(STORED RECORDS):
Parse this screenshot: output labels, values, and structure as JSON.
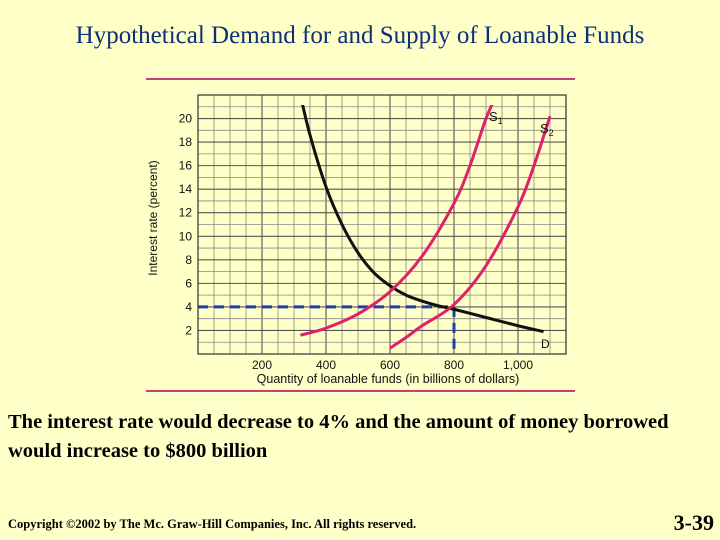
{
  "slide": {
    "title": "Hypothetical Demand for and Supply of Loanable Funds",
    "caption": "The interest rate would decrease to 4% and the amount of money borrowed would increase to $800 billion",
    "copyright": "Copyright ©2002 by The Mc. Graw-Hill Companies, Inc.  All rights reserved.",
    "slide_number": "3-39"
  },
  "colors": {
    "background": "#ffffc8",
    "title": "#0b2f7a",
    "demand": "#111111",
    "supply": "#e0206a",
    "rule": "#c8407a",
    "equilibrium": "#1f3fa8"
  },
  "chart_data": {
    "type": "line",
    "xlabel": "Quantity of loanable funds (in billions of dollars)",
    "ylabel": "Interest rate (percent)",
    "xlim": [
      0,
      1150
    ],
    "ylim": [
      0,
      22
    ],
    "x_ticks": [
      200,
      400,
      600,
      800,
      1000
    ],
    "x_tick_labels": [
      "200",
      "400",
      "600",
      "800",
      "1,000"
    ],
    "y_ticks": [
      2,
      4,
      6,
      8,
      10,
      12,
      14,
      16,
      18,
      20
    ],
    "y_tick_labels": [
      "2",
      "4",
      "6",
      "8",
      "10",
      "12",
      "14",
      "16",
      "18",
      "20"
    ],
    "grid": true,
    "series": [
      {
        "name": "D",
        "color": "#111111",
        "points": [
          [
            320,
            22
          ],
          [
            350,
            18.6
          ],
          [
            400,
            14.2
          ],
          [
            450,
            11
          ],
          [
            500,
            8.6
          ],
          [
            550,
            6.9
          ],
          [
            600,
            5.8
          ],
          [
            650,
            5
          ],
          [
            700,
            4.5
          ],
          [
            750,
            4.1
          ],
          [
            800,
            3.8
          ],
          [
            900,
            3.1
          ],
          [
            1000,
            2.4
          ],
          [
            1080,
            1.9
          ]
        ]
      },
      {
        "name": "S1",
        "color": "#e0206a",
        "points": [
          [
            320,
            1.6
          ],
          [
            400,
            2.2
          ],
          [
            500,
            3.4
          ],
          [
            600,
            5.3
          ],
          [
            700,
            8.3
          ],
          [
            800,
            12.8
          ],
          [
            850,
            16
          ],
          [
            900,
            20
          ],
          [
            930,
            21.8
          ]
        ]
      },
      {
        "name": "S2",
        "color": "#e0206a",
        "points": [
          [
            600,
            0.5
          ],
          [
            650,
            1.4
          ],
          [
            700,
            2.4
          ],
          [
            800,
            4.2
          ],
          [
            900,
            7.5
          ],
          [
            1000,
            12.5
          ],
          [
            1050,
            16
          ],
          [
            1100,
            20.2
          ]
        ]
      }
    ],
    "series_labels": [
      "S1",
      "S2",
      "D"
    ],
    "equilibrium": {
      "x": 800,
      "y": 4
    }
  }
}
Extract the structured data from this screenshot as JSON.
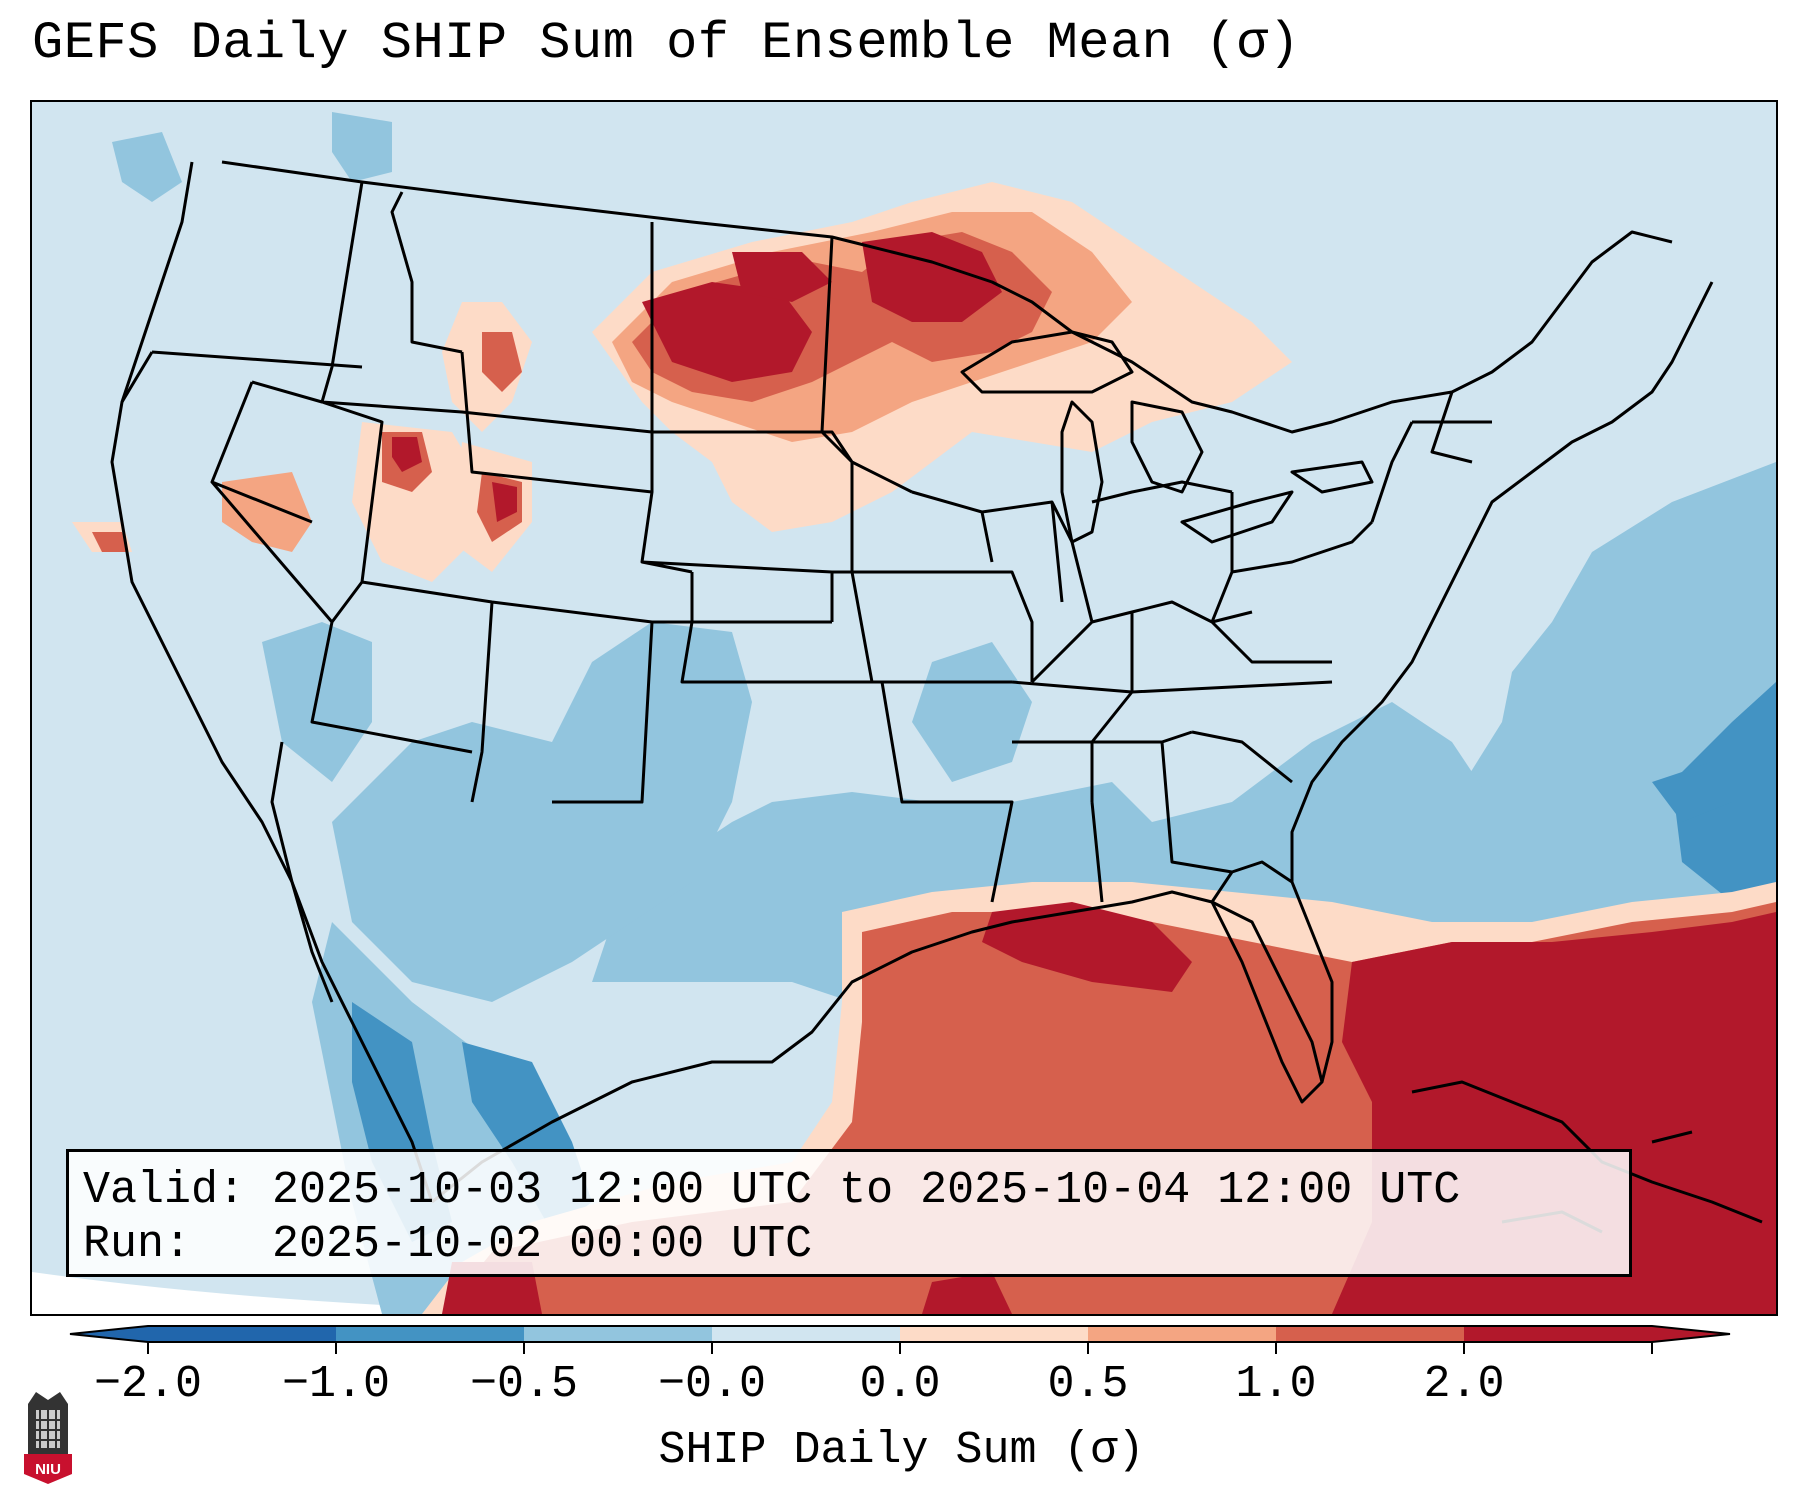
{
  "title": "GEFS Daily SHIP Sum of Ensemble Mean (σ)",
  "info": {
    "valid_label": "Valid:",
    "valid_value": "2025-10-03 12:00 UTC to 2025-10-04 12:00 UTC",
    "run_label": "Run:",
    "run_value": "2025-10-02 00:00 UTC"
  },
  "colorbar": {
    "label": "SHIP Daily Sum (σ)",
    "ticks": [
      "−2.0",
      "−1.0",
      "−0.5",
      "−0.0",
      "0.0",
      "0.5",
      "1.0",
      "2.0"
    ],
    "colors": [
      "#2166ac",
      "#4393c3",
      "#92c5de",
      "#d1e5f0",
      "#fddbc7",
      "#f4a582",
      "#d6604d",
      "#b2182b"
    ],
    "under_color": "#2166ac",
    "over_color": "#b2182b"
  },
  "colors": {
    "ocean_far": "#ffffff",
    "neutral_neg": "#d1e5f0",
    "border": "#000000"
  },
  "logo": {
    "text": "NIU",
    "name": "niu-logo"
  }
}
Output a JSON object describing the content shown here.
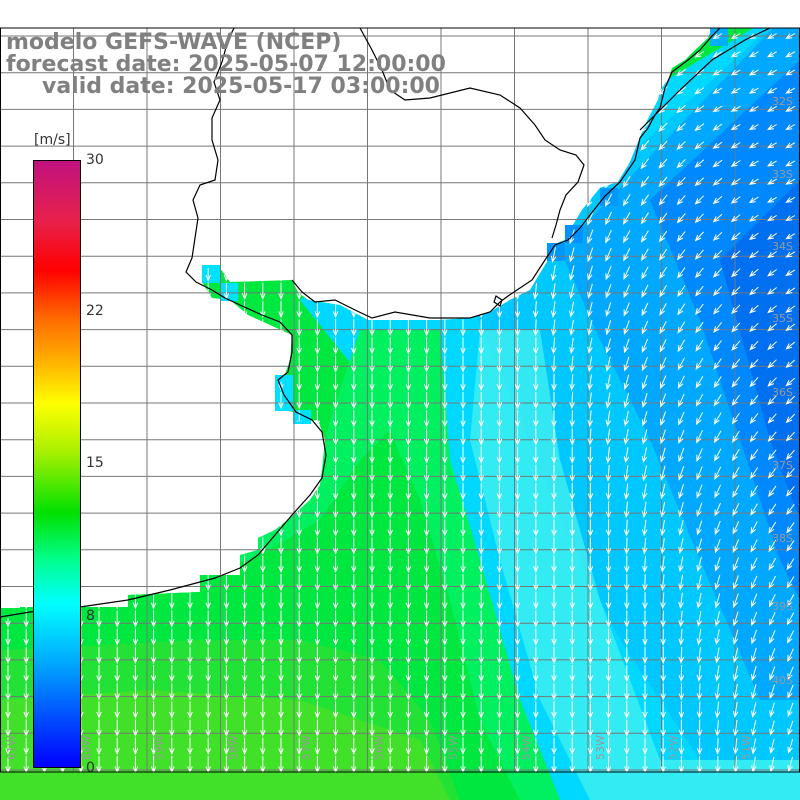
{
  "title": {
    "line1": "modelo GEFS-WAVE (NCEP)",
    "line2": "forecast date: 2025-05-07 12:00:00",
    "line3": "valid date: 2025-05-17 03:00:00"
  },
  "colorbar": {
    "unit": "[m/s]",
    "ticks": [
      "30",
      "22",
      "15",
      "8",
      "0"
    ],
    "min": 0,
    "max": 30
  },
  "map": {
    "longitude_labels": [
      "61W",
      "60W",
      "59W",
      "58W",
      "57W",
      "56W",
      "55W",
      "54W",
      "53W",
      "52W",
      "51W"
    ],
    "latitude_labels": [
      "32S",
      "33S",
      "34S",
      "35S",
      "36S",
      "37S",
      "38S",
      "39S",
      "40S"
    ],
    "colors": {
      "land": "#ffffff",
      "grid": "#777777",
      "coast": "#000000",
      "arrows": "#ffffff",
      "labels": "#999999"
    }
  }
}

(EXERCISE PROMPT): Omit every picture, then reproduce the rest of the listing exactly.

(ANSWER FOR THE TASK):
Parse this screenshot: output labels, values, and structure as JSON.
{
  "slide": {
    "title": "Hypothetical Demand for and Supply of Loanable Funds",
    "caption": "The interest rate would decrease to 4% and the amount of money borrowed would increase to $800 billion",
    "copyright": "Copyright ©2002 by The Mc. Graw-Hill Companies, Inc.  All rights reserved.",
    "slide_number": "3-39"
  },
  "colors": {
    "background": "#ffffc8",
    "title": "#0b2f7a",
    "demand": "#111111",
    "supply": "#e0206a",
    "rule": "#c8407a",
    "equilibrium": "#1f3fa8"
  },
  "chart_data": {
    "type": "line",
    "xlabel": "Quantity of loanable funds (in billions of dollars)",
    "ylabel": "Interest rate (percent)",
    "xlim": [
      0,
      1150
    ],
    "ylim": [
      0,
      22
    ],
    "x_ticks": [
      200,
      400,
      600,
      800,
      1000
    ],
    "x_tick_labels": [
      "200",
      "400",
      "600",
      "800",
      "1,000"
    ],
    "y_ticks": [
      2,
      4,
      6,
      8,
      10,
      12,
      14,
      16,
      18,
      20
    ],
    "y_tick_labels": [
      "2",
      "4",
      "6",
      "8",
      "10",
      "12",
      "14",
      "16",
      "18",
      "20"
    ],
    "grid": true,
    "series": [
      {
        "name": "D",
        "color": "#111111",
        "points": [
          [
            320,
            22
          ],
          [
            350,
            18.6
          ],
          [
            400,
            14.2
          ],
          [
            450,
            11
          ],
          [
            500,
            8.6
          ],
          [
            550,
            6.9
          ],
          [
            600,
            5.8
          ],
          [
            650,
            5
          ],
          [
            700,
            4.5
          ],
          [
            750,
            4.1
          ],
          [
            800,
            3.8
          ],
          [
            900,
            3.1
          ],
          [
            1000,
            2.4
          ],
          [
            1080,
            1.9
          ]
        ]
      },
      {
        "name": "S1",
        "color": "#e0206a",
        "points": [
          [
            320,
            1.6
          ],
          [
            400,
            2.2
          ],
          [
            500,
            3.4
          ],
          [
            600,
            5.3
          ],
          [
            700,
            8.3
          ],
          [
            800,
            12.8
          ],
          [
            850,
            16
          ],
          [
            900,
            20
          ],
          [
            930,
            21.8
          ]
        ]
      },
      {
        "name": "S2",
        "color": "#e0206a",
        "points": [
          [
            600,
            0.5
          ],
          [
            650,
            1.4
          ],
          [
            700,
            2.4
          ],
          [
            800,
            4.2
          ],
          [
            900,
            7.5
          ],
          [
            1000,
            12.5
          ],
          [
            1050,
            16
          ],
          [
            1100,
            20.2
          ]
        ]
      }
    ],
    "series_labels": [
      "S1",
      "S2",
      "D"
    ],
    "equilibrium": {
      "x": 800,
      "y": 4
    }
  }
}
Extract the structured data from this screenshot as JSON.
{
  "title": "GEFS Daily SHIP Sum of Ensemble Mean (σ)",
  "info": {
    "valid_label": "Valid:",
    "valid_value": "2025-10-03 12:00 UTC to 2025-10-04 12:00 UTC",
    "run_label": "Run:",
    "run_value": "2025-10-02 00:00 UTC"
  },
  "colorbar": {
    "label": "SHIP Daily Sum (σ)",
    "ticks": [
      "−2.0",
      "−1.0",
      "−0.5",
      "−0.0",
      "0.0",
      "0.5",
      "1.0",
      "2.0"
    ],
    "colors": [
      "#2166ac",
      "#4393c3",
      "#92c5de",
      "#d1e5f0",
      "#fddbc7",
      "#f4a582",
      "#d6604d",
      "#b2182b"
    ],
    "under_color": "#2166ac",
    "over_color": "#b2182b"
  },
  "colors": {
    "ocean_far": "#ffffff",
    "neutral_neg": "#d1e5f0",
    "border": "#000000"
  },
  "logo": {
    "text": "NIU",
    "name": "niu-logo"
  }
}
Output a JSON object describing the content shown here.
{
  "title": {
    "line1": "modelo GEFS-WAVE (NCEP)",
    "line2": "forecast date: 2025-05-07 12:00:00",
    "line3": "valid date: 2025-05-17 03:00:00"
  },
  "colorbar": {
    "unit": "[m/s]",
    "ticks": [
      "30",
      "22",
      "15",
      "8",
      "0"
    ],
    "min": 0,
    "max": 30
  },
  "map": {
    "longitude_labels": [
      "61W",
      "60W",
      "59W",
      "58W",
      "57W",
      "56W",
      "55W",
      "54W",
      "53W",
      "52W",
      "51W"
    ],
    "latitude_labels": [
      "32S",
      "33S",
      "34S",
      "35S",
      "36S",
      "37S",
      "38S",
      "39S",
      "40S"
    ],
    "colors": {
      "land": "#ffffff",
      "grid": "#777777",
      "coast": "#000000",
      "arrows": "#ffffff",
      "labels": "#999999"
    }
  }
}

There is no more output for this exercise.